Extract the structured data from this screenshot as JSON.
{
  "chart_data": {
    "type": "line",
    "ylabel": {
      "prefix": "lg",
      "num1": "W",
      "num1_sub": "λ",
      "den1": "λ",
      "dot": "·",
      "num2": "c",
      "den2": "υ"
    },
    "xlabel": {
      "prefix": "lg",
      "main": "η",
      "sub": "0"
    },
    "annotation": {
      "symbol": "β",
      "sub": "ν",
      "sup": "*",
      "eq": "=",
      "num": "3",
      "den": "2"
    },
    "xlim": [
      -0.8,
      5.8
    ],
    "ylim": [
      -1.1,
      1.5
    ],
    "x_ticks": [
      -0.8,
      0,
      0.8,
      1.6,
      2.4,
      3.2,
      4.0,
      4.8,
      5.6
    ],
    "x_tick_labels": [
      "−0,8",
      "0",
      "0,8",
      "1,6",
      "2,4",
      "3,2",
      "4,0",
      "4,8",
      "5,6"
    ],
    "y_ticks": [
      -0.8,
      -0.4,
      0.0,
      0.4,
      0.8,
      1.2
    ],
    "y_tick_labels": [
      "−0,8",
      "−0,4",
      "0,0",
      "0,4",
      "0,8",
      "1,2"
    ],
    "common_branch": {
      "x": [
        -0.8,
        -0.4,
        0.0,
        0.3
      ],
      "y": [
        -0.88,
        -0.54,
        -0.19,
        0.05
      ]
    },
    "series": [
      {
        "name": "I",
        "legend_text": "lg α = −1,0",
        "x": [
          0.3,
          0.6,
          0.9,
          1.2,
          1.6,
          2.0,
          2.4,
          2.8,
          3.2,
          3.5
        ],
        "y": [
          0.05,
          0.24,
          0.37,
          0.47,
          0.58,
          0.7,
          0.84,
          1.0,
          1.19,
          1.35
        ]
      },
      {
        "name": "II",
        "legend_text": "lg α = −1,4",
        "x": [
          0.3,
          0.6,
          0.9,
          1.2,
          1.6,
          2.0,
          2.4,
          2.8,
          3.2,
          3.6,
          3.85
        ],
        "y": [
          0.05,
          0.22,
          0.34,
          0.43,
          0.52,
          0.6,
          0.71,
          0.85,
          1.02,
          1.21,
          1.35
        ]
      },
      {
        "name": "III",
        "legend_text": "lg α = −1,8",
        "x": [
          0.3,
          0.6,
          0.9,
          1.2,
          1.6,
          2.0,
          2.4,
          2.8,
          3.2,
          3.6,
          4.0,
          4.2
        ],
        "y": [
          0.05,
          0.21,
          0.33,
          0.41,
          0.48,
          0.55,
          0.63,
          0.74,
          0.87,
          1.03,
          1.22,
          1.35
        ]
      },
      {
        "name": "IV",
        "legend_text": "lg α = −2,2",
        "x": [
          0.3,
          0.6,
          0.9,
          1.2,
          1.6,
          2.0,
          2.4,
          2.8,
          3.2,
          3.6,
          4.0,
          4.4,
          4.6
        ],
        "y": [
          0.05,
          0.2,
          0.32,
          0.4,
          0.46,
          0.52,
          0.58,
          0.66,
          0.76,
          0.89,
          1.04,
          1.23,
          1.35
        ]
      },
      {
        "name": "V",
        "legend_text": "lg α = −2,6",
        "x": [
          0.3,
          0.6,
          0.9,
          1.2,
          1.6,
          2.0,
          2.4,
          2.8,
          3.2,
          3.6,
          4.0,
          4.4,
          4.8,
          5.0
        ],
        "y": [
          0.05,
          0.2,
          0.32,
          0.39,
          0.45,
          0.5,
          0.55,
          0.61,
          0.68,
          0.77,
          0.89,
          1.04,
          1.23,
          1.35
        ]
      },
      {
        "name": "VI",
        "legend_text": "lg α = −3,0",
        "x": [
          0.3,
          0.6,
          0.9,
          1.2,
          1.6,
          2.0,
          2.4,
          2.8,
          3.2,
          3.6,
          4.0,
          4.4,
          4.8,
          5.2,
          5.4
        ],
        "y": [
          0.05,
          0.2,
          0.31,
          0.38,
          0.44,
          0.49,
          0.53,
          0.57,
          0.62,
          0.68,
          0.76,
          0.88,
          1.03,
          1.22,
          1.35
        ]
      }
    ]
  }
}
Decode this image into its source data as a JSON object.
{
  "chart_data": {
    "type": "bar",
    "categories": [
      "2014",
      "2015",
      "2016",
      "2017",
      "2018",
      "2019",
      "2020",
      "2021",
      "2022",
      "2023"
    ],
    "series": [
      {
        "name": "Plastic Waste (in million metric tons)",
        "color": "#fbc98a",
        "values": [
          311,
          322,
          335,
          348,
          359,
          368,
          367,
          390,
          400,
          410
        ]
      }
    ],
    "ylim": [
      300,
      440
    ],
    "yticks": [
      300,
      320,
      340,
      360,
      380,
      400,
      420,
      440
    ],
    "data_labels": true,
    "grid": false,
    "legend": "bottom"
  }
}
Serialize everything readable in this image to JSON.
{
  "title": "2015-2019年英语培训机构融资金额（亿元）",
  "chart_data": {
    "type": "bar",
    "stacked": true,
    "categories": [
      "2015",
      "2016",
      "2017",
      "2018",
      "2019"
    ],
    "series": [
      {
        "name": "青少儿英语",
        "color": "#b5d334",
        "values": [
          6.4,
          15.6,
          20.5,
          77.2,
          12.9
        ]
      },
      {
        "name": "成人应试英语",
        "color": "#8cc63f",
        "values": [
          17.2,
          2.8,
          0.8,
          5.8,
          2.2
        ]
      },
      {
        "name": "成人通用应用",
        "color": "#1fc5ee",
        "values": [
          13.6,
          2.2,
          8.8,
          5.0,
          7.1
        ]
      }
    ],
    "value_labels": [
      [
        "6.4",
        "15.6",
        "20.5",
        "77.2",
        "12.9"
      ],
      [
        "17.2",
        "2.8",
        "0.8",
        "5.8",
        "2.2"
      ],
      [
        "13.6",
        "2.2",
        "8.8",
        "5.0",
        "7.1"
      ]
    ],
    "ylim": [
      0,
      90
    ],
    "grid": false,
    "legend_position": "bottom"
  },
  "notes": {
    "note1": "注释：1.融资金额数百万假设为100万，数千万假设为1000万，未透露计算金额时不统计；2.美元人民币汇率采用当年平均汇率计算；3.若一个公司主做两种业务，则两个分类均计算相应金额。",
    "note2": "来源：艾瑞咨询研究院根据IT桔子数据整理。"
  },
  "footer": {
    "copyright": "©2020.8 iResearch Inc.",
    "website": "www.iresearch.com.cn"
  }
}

== YOUR TASK ==
Repeat the records above exactly.

== CORRECT OUTPUT ==
Extract the structured data from this screenshot as JSON.
{
  "chart_data": {
    "type": "line",
    "ylabel": {
      "prefix": "lg",
      "num1": "W",
      "num1_sub": "λ",
      "den1": "λ",
      "dot": "·",
      "num2": "c",
      "den2": "υ"
    },
    "xlabel": {
      "prefix": "lg",
      "main": "η",
      "sub": "0"
    },
    "annotation": {
      "symbol": "β",
      "sub": "ν",
      "sup": "*",
      "eq": "=",
      "num": "3",
      "den": "2"
    },
    "xlim": [
      -0.8,
      5.8
    ],
    "ylim": [
      -1.1,
      1.5
    ],
    "x_ticks": [
      -0.8,
      0,
      0.8,
      1.6,
      2.4,
      3.2,
      4.0,
      4.8,
      5.6
    ],
    "x_tick_labels": [
      "−0,8",
      "0",
      "0,8",
      "1,6",
      "2,4",
      "3,2",
      "4,0",
      "4,8",
      "5,6"
    ],
    "y_ticks": [
      -0.8,
      -0.4,
      0.0,
      0.4,
      0.8,
      1.2
    ],
    "y_tick_labels": [
      "−0,8",
      "−0,4",
      "0,0",
      "0,4",
      "0,8",
      "1,2"
    ],
    "common_branch": {
      "x": [
        -0.8,
        -0.4,
        0.0,
        0.3
      ],
      "y": [
        -0.88,
        -0.54,
        -0.19,
        0.05
      ]
    },
    "series": [
      {
        "name": "I",
        "legend_text": "lg α = −1,0",
        "x": [
          0.3,
          0.6,
          0.9,
          1.2,
          1.6,
          2.0,
          2.4,
          2.8,
          3.2,
          3.5
        ],
        "y": [
          0.05,
          0.24,
          0.37,
          0.47,
          0.58,
          0.7,
          0.84,
          1.0,
          1.19,
          1.35
        ]
      },
      {
        "name": "II",
        "legend_text": "lg α = −1,4",
        "x": [
          0.3,
          0.6,
          0.9,
          1.2,
          1.6,
          2.0,
          2.4,
          2.8,
          3.2,
          3.6,
          3.85
        ],
        "y": [
          0.05,
          0.22,
          0.34,
          0.43,
          0.52,
          0.6,
          0.71,
          0.85,
          1.02,
          1.21,
          1.35
        ]
      },
      {
        "name": "III",
        "legend_text": "lg α = −1,8",
        "x": [
          0.3,
          0.6,
          0.9,
          1.2,
          1.6,
          2.0,
          2.4,
          2.8,
          3.2,
          3.6,
          4.0,
          4.2
        ],
        "y": [
          0.05,
          0.21,
          0.33,
          0.41,
          0.48,
          0.55,
          0.63,
          0.74,
          0.87,
          1.03,
          1.22,
          1.35
        ]
      },
      {
        "name": "IV",
        "legend_text": "lg α = −2,2",
        "x": [
          0.3,
          0.6,
          0.9,
          1.2,
          1.6,
          2.0,
          2.4,
          2.8,
          3.2,
          3.6,
          4.0,
          4.4,
          4.6
        ],
        "y": [
          0.05,
          0.2,
          0.32,
          0.4,
          0.46,
          0.52,
          0.58,
          0.66,
          0.76,
          0.89,
          1.04,
          1.23,
          1.35
        ]
      },
      {
        "name": "V",
        "legend_text": "lg α = −2,6",
        "x": [
          0.3,
          0.6,
          0.9,
          1.2,
          1.6,
          2.0,
          2.4,
          2.8,
          3.2,
          3.6,
          4.0,
          4.4,
          4.8,
          5.0
        ],
        "y": [
          0.05,
          0.2,
          0.32,
          0.39,
          0.45,
          0.5,
          0.55,
          0.61,
          0.68,
          0.77,
          0.89,
          1.04,
          1.23,
          1.35
        ]
      },
      {
        "name": "VI",
        "legend_text": "lg α = −3,0",
        "x": [
          0.3,
          0.6,
          0.9,
          1.2,
          1.6,
          2.0,
          2.4,
          2.8,
          3.2,
          3.6,
          4.0,
          4.4,
          4.8,
          5.2,
          5.4
        ],
        "y": [
          0.05,
          0.2,
          0.31,
          0.38,
          0.44,
          0.49,
          0.53,
          0.57,
          0.62,
          0.68,
          0.76,
          0.88,
          1.03,
          1.22,
          1.35
        ]
      }
    ]
  }
}
Decode this image into its source data as a JSON object.
{
  "chart_data": {
    "type": "bar",
    "categories": [
      "2014",
      "2015",
      "2016",
      "2017",
      "2018",
      "2019",
      "2020",
      "2021",
      "2022",
      "2023"
    ],
    "series": [
      {
        "name": "Plastic Waste (in million metric tons)",
        "color": "#fbc98a",
        "values": [
          311,
          322,
          335,
          348,
          359,
          368,
          367,
          390,
          400,
          410
        ]
      }
    ],
    "ylim": [
      300,
      440
    ],
    "yticks": [
      300,
      320,
      340,
      360,
      380,
      400,
      420,
      440
    ],
    "data_labels": true,
    "grid": false,
    "legend": "bottom"
  }
}
Serialize everything readable in this image to JSON.
{
  "title": "2015-2019年英语培训机构融资金额（亿元）",
  "chart_data": {
    "type": "bar",
    "stacked": true,
    "categories": [
      "2015",
      "2016",
      "2017",
      "2018",
      "2019"
    ],
    "series": [
      {
        "name": "青少儿英语",
        "color": "#b5d334",
        "values": [
          6.4,
          15.6,
          20.5,
          77.2,
          12.9
        ]
      },
      {
        "name": "成人应试英语",
        "color": "#8cc63f",
        "values": [
          17.2,
          2.8,
          0.8,
          5.8,
          2.2
        ]
      },
      {
        "name": "成人通用应用",
        "color": "#1fc5ee",
        "values": [
          13.6,
          2.2,
          8.8,
          5.0,
          7.1
        ]
      }
    ],
    "value_labels": [
      [
        "6.4",
        "15.6",
        "20.5",
        "77.2",
        "12.9"
      ],
      [
        "17.2",
        "2.8",
        "0.8",
        "5.8",
        "2.2"
      ],
      [
        "13.6",
        "2.2",
        "8.8",
        "5.0",
        "7.1"
      ]
    ],
    "ylim": [
      0,
      90
    ],
    "grid": false,
    "legend_position": "bottom"
  },
  "notes": {
    "note1": "注释：1.融资金额数百万假设为100万，数千万假设为1000万，未透露计算金额时不统计；2.美元人民币汇率采用当年平均汇率计算；3.若一个公司主做两种业务，则两个分类均计算相应金额。",
    "note2": "来源：艾瑞咨询研究院根据IT桔子数据整理。"
  },
  "footer": {
    "copyright": "©2020.8 iResearch Inc.",
    "website": "www.iresearch.com.cn"
  }
}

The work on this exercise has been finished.